Task goal
Check every line in the records below for the word "personnage" and report how many have it, nothing more.

Working data
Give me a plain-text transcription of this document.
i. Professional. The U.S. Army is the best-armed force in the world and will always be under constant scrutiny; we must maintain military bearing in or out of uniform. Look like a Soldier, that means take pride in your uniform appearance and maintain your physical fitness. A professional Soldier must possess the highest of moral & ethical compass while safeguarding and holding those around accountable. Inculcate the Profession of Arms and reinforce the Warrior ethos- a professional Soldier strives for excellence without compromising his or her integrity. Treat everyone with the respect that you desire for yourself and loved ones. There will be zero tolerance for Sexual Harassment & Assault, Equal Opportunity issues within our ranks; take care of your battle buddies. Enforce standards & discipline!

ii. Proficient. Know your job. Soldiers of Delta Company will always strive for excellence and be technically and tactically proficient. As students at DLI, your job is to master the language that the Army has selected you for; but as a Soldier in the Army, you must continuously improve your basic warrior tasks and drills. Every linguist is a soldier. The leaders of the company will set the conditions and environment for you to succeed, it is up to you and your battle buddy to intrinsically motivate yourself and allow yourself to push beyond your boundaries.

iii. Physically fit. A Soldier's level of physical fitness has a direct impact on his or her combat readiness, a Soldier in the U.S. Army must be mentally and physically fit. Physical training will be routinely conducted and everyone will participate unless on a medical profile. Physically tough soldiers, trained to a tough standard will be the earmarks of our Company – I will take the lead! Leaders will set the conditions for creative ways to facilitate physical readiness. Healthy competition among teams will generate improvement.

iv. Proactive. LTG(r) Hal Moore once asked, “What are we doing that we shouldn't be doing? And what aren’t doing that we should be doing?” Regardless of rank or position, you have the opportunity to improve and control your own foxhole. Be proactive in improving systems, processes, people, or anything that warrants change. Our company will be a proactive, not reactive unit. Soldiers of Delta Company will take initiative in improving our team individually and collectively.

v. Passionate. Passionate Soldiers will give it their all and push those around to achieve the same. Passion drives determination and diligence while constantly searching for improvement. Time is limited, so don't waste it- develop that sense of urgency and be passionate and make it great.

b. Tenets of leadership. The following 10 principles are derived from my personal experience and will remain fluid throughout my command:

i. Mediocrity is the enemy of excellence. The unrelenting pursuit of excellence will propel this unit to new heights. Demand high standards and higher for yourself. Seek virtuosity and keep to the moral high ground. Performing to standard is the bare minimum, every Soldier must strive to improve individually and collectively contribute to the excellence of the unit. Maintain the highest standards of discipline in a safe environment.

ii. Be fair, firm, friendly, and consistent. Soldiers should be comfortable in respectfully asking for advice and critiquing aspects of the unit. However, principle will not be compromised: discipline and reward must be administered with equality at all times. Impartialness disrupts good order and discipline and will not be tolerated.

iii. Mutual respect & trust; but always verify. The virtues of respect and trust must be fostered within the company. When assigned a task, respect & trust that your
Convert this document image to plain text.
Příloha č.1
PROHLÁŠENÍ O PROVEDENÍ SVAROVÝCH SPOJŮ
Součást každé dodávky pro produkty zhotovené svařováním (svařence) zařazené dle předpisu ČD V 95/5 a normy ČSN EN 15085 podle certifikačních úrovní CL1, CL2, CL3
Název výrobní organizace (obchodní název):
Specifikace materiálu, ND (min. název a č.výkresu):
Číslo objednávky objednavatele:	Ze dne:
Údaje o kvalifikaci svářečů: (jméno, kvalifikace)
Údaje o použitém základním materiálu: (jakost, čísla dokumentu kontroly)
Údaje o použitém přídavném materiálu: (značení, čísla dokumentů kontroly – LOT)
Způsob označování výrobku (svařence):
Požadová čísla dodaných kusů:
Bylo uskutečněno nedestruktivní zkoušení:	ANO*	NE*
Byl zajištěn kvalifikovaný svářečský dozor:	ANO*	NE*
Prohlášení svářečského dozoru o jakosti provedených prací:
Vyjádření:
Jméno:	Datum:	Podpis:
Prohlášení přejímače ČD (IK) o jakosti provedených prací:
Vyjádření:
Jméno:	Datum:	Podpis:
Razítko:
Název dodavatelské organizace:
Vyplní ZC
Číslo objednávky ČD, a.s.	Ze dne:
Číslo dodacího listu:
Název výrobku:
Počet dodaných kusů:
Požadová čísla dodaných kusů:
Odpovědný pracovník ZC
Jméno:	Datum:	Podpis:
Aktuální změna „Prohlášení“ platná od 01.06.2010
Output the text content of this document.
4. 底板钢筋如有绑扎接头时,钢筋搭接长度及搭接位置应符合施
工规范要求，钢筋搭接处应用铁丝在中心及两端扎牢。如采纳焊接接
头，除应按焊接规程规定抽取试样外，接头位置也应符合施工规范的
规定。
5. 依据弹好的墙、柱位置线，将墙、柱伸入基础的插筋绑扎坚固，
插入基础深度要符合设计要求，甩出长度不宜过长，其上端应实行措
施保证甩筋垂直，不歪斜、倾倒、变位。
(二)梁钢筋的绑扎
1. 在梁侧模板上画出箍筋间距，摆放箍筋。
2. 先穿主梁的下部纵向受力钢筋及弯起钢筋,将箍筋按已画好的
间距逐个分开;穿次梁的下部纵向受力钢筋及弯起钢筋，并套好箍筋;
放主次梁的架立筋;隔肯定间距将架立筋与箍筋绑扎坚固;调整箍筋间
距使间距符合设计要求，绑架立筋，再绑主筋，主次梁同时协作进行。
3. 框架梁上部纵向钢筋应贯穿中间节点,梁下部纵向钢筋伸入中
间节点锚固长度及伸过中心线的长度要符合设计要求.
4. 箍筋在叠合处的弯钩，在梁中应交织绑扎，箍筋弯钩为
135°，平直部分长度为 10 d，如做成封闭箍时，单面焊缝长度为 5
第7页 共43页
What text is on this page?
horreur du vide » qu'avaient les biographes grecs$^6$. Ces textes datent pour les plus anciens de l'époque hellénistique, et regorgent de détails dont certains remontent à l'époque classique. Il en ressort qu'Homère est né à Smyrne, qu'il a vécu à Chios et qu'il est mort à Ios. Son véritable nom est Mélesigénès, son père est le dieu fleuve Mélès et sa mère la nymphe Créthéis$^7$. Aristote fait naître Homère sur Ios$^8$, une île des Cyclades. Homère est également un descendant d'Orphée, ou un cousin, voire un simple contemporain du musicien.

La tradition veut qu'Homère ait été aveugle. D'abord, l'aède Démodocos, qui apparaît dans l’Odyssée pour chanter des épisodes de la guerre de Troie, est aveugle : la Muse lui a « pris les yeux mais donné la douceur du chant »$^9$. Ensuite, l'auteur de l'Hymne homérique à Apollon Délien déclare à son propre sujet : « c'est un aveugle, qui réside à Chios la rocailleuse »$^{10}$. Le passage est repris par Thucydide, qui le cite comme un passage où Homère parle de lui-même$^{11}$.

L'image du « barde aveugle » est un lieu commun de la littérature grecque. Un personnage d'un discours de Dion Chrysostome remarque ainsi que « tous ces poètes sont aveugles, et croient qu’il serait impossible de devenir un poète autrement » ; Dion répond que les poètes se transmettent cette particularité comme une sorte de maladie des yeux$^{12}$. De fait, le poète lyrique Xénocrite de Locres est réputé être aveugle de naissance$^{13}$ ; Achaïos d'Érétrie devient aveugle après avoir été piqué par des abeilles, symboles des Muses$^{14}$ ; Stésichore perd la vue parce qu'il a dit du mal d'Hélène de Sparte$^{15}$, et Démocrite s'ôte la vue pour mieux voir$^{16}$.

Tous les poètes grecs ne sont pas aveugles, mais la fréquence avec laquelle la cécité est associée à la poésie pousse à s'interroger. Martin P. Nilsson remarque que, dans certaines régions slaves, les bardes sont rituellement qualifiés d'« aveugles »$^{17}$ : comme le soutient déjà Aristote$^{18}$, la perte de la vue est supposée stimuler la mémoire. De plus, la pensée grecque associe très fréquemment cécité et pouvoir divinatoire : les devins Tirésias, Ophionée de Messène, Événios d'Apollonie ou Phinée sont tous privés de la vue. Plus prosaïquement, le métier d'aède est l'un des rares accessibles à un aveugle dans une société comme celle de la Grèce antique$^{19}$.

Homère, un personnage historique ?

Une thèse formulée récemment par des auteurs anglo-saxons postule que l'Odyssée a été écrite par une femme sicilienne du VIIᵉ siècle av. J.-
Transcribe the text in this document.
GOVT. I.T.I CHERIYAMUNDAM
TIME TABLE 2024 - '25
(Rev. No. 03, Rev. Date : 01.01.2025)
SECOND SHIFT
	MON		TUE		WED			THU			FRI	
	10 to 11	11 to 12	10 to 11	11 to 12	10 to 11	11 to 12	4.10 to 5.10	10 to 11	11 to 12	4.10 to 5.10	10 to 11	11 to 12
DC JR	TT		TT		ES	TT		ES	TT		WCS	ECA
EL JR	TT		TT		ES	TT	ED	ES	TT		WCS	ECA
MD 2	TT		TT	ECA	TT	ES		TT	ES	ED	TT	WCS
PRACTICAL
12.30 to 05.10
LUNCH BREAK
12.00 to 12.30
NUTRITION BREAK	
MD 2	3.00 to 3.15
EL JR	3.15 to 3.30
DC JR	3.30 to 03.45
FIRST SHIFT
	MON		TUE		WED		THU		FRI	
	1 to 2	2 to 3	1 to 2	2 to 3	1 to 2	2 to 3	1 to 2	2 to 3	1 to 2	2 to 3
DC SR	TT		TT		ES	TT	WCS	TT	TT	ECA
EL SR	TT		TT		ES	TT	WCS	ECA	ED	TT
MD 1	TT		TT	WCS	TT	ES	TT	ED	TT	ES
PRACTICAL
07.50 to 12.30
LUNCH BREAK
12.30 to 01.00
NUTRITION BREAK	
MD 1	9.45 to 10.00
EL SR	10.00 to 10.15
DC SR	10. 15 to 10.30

Response for this exercise
2